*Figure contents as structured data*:
◇ ◇ ◇
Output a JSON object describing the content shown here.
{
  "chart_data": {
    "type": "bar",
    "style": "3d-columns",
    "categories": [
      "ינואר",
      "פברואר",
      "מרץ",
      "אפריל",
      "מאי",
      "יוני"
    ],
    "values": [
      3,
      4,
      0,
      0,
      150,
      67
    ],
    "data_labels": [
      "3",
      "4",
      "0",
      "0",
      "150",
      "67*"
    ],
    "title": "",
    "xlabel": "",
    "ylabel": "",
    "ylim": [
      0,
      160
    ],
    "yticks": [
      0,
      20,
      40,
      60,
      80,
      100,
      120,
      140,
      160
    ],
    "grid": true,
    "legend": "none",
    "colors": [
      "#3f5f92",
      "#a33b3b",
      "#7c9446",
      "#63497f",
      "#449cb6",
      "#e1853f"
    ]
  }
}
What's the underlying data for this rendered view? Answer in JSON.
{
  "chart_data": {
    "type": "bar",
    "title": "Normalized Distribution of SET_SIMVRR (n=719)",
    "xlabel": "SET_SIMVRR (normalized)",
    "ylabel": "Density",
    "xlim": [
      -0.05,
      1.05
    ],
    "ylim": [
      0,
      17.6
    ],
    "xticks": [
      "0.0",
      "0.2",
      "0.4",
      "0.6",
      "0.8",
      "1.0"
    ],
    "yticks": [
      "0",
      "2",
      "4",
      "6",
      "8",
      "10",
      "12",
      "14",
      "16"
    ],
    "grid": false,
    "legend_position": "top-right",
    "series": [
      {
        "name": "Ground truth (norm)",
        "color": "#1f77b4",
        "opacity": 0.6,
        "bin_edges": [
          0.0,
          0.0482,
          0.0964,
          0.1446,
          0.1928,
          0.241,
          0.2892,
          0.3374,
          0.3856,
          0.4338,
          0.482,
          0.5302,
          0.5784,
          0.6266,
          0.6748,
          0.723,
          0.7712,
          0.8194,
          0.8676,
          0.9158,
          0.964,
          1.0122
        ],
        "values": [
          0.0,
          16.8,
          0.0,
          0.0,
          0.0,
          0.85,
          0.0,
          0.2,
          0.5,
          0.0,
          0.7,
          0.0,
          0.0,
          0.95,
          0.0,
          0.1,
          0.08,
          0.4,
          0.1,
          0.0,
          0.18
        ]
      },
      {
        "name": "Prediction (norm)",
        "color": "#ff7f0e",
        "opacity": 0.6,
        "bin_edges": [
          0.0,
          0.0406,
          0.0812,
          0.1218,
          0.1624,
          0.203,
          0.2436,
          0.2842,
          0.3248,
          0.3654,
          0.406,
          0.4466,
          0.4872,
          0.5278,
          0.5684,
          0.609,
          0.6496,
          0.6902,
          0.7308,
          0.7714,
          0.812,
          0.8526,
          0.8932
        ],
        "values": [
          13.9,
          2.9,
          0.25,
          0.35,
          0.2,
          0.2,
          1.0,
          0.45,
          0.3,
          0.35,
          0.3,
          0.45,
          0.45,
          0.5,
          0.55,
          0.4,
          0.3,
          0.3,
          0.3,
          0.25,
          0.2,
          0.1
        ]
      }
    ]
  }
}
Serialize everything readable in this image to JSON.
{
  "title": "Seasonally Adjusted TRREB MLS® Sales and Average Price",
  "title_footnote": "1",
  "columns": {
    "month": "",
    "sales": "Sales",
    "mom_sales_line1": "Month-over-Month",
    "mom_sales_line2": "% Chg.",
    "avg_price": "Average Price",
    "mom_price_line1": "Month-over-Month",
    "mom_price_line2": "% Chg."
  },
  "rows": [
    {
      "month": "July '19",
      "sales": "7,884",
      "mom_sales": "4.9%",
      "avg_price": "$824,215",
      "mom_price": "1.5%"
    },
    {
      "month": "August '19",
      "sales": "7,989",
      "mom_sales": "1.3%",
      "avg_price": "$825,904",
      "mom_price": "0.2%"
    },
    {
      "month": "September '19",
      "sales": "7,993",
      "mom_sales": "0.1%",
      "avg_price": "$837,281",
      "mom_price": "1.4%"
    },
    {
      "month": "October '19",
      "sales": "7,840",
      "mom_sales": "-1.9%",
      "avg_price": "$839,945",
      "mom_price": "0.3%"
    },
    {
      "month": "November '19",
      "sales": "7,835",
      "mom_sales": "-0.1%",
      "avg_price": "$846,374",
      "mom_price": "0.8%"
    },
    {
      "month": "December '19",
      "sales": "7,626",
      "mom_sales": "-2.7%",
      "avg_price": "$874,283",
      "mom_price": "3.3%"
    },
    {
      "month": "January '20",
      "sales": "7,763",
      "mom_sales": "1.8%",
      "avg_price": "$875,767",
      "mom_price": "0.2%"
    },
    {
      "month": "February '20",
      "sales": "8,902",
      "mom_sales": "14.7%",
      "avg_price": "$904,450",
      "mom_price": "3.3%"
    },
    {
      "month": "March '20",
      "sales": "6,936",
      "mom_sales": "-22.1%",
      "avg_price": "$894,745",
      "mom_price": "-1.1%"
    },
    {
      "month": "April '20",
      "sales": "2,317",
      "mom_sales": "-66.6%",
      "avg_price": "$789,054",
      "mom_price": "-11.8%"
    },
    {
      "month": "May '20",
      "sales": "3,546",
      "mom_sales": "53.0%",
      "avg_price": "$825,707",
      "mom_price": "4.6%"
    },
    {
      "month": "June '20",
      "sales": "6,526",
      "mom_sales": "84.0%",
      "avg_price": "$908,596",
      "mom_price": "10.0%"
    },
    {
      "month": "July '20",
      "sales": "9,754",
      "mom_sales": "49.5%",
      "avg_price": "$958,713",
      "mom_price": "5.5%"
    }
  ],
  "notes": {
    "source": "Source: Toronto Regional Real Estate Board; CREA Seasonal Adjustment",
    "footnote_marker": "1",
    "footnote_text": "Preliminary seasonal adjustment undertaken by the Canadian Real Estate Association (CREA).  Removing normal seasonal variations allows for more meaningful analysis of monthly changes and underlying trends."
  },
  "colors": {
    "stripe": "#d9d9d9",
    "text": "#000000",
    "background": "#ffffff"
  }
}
◇ ◇ ◇
*Written problem*: Set down all of the entries exactly, please.

*Expected answer*:
Output a JSON object describing the content shown here.
{
  "chart_data": {
    "type": "bar",
    "style": "3d-columns",
    "categories": [
      "ינואר",
      "פברואר",
      "מרץ",
      "אפריל",
      "מאי",
      "יוני"
    ],
    "values": [
      3,
      4,
      0,
      0,
      150,
      67
    ],
    "data_labels": [
      "3",
      "4",
      "0",
      "0",
      "150",
      "67*"
    ],
    "title": "",
    "xlabel": "",
    "ylabel": "",
    "ylim": [
      0,
      160
    ],
    "yticks": [
      0,
      20,
      40,
      60,
      80,
      100,
      120,
      140,
      160
    ],
    "grid": true,
    "legend": "none",
    "colors": [
      "#3f5f92",
      "#a33b3b",
      "#7c9446",
      "#63497f",
      "#449cb6",
      "#e1853f"
    ]
  }
}
What's the underlying data for this rendered view? Answer in JSON.
{
  "chart_data": {
    "type": "bar",
    "title": "Normalized Distribution of SET_SIMVRR (n=719)",
    "xlabel": "SET_SIMVRR (normalized)",
    "ylabel": "Density",
    "xlim": [
      -0.05,
      1.05
    ],
    "ylim": [
      0,
      17.6
    ],
    "xticks": [
      "0.0",
      "0.2",
      "0.4",
      "0.6",
      "0.8",
      "1.0"
    ],
    "yticks": [
      "0",
      "2",
      "4",
      "6",
      "8",
      "10",
      "12",
      "14",
      "16"
    ],
    "grid": false,
    "legend_position": "top-right",
    "series": [
      {
        "name": "Ground truth (norm)",
        "color": "#1f77b4",
        "opacity": 0.6,
        "bin_edges": [
          0.0,
          0.0482,
          0.0964,
          0.1446,
          0.1928,
          0.241,
          0.2892,
          0.3374,
          0.3856,
          0.4338,
          0.482,
          0.5302,
          0.5784,
          0.6266,
          0.6748,
          0.723,
          0.7712,
          0.8194,
          0.8676,
          0.9158,
          0.964,
          1.0122
        ],
        "values": [
          0.0,
          16.8,
          0.0,
          0.0,
          0.0,
          0.85,
          0.0,
          0.2,
          0.5,
          0.0,
          0.7,
          0.0,
          0.0,
          0.95,
          0.0,
          0.1,
          0.08,
          0.4,
          0.1,
          0.0,
          0.18
        ]
      },
      {
        "name": "Prediction (norm)",
        "color": "#ff7f0e",
        "opacity": 0.6,
        "bin_edges": [
          0.0,
          0.0406,
          0.0812,
          0.1218,
          0.1624,
          0.203,
          0.2436,
          0.2842,
          0.3248,
          0.3654,
          0.406,
          0.4466,
          0.4872,
          0.5278,
          0.5684,
          0.609,
          0.6496,
          0.6902,
          0.7308,
          0.7714,
          0.812,
          0.8526,
          0.8932
        ],
        "values": [
          13.9,
          2.9,
          0.25,
          0.35,
          0.2,
          0.2,
          1.0,
          0.45,
          0.3,
          0.35,
          0.3,
          0.45,
          0.45,
          0.5,
          0.55,
          0.4,
          0.3,
          0.3,
          0.3,
          0.25,
          0.2,
          0.1
        ]
      }
    ]
  }
}
Serialize everything readable in this image to JSON.
{
  "title": "Seasonally Adjusted TRREB MLS® Sales and Average Price",
  "title_footnote": "1",
  "columns": {
    "month": "",
    "sales": "Sales",
    "mom_sales_line1": "Month-over-Month",
    "mom_sales_line2": "% Chg.",
    "avg_price": "Average Price",
    "mom_price_line1": "Month-over-Month",
    "mom_price_line2": "% Chg."
  },
  "rows": [
    {
      "month": "July '19",
      "sales": "7,884",
      "mom_sales": "4.9%",
      "avg_price": "$824,215",
      "mom_price": "1.5%"
    },
    {
      "month": "August '19",
      "sales": "7,989",
      "mom_sales": "1.3%",
      "avg_price": "$825,904",
      "mom_price": "0.2%"
    },
    {
      "month": "September '19",
      "sales": "7,993",
      "mom_sales": "0.1%",
      "avg_price": "$837,281",
      "mom_price": "1.4%"
    },
    {
      "month": "October '19",
      "sales": "7,840",
      "mom_sales": "-1.9%",
      "avg_price": "$839,945",
      "mom_price": "0.3%"
    },
    {
      "month": "November '19",
      "sales": "7,835",
      "mom_sales": "-0.1%",
      "avg_price": "$846,374",
      "mom_price": "0.8%"
    },
    {
      "month": "December '19",
      "sales": "7,626",
      "mom_sales": "-2.7%",
      "avg_price": "$874,283",
      "mom_price": "3.3%"
    },
    {
      "month": "January '20",
      "sales": "7,763",
      "mom_sales": "1.8%",
      "avg_price": "$875,767",
      "mom_price": "0.2%"
    },
    {
      "month": "February '20",
      "sales": "8,902",
      "mom_sales": "14.7%",
      "avg_price": "$904,450",
      "mom_price": "3.3%"
    },
    {
      "month": "March '20",
      "sales": "6,936",
      "mom_sales": "-22.1%",
      "avg_price": "$894,745",
      "mom_price": "-1.1%"
    },
    {
      "month": "April '20",
      "sales": "2,317",
      "mom_sales": "-66.6%",
      "avg_price": "$789,054",
      "mom_price": "-11.8%"
    },
    {
      "month": "May '20",
      "sales": "3,546",
      "mom_sales": "53.0%",
      "avg_price": "$825,707",
      "mom_price": "4.6%"
    },
    {
      "month": "June '20",
      "sales": "6,526",
      "mom_sales": "84.0%",
      "avg_price": "$908,596",
      "mom_price": "10.0%"
    },
    {
      "month": "July '20",
      "sales": "9,754",
      "mom_sales": "49.5%",
      "avg_price": "$958,713",
      "mom_price": "5.5%"
    }
  ],
  "notes": {
    "source": "Source: Toronto Regional Real Estate Board; CREA Seasonal Adjustment",
    "footnote_marker": "1",
    "footnote_text": "Preliminary seasonal adjustment undertaken by the Canadian Real Estate Association (CREA).  Removing normal seasonal variations allows for more meaningful analysis of monthly changes and underlying trends."
  },
  "colors": {
    "stripe": "#d9d9d9",
    "text": "#000000",
    "background": "#ffffff"
  }
}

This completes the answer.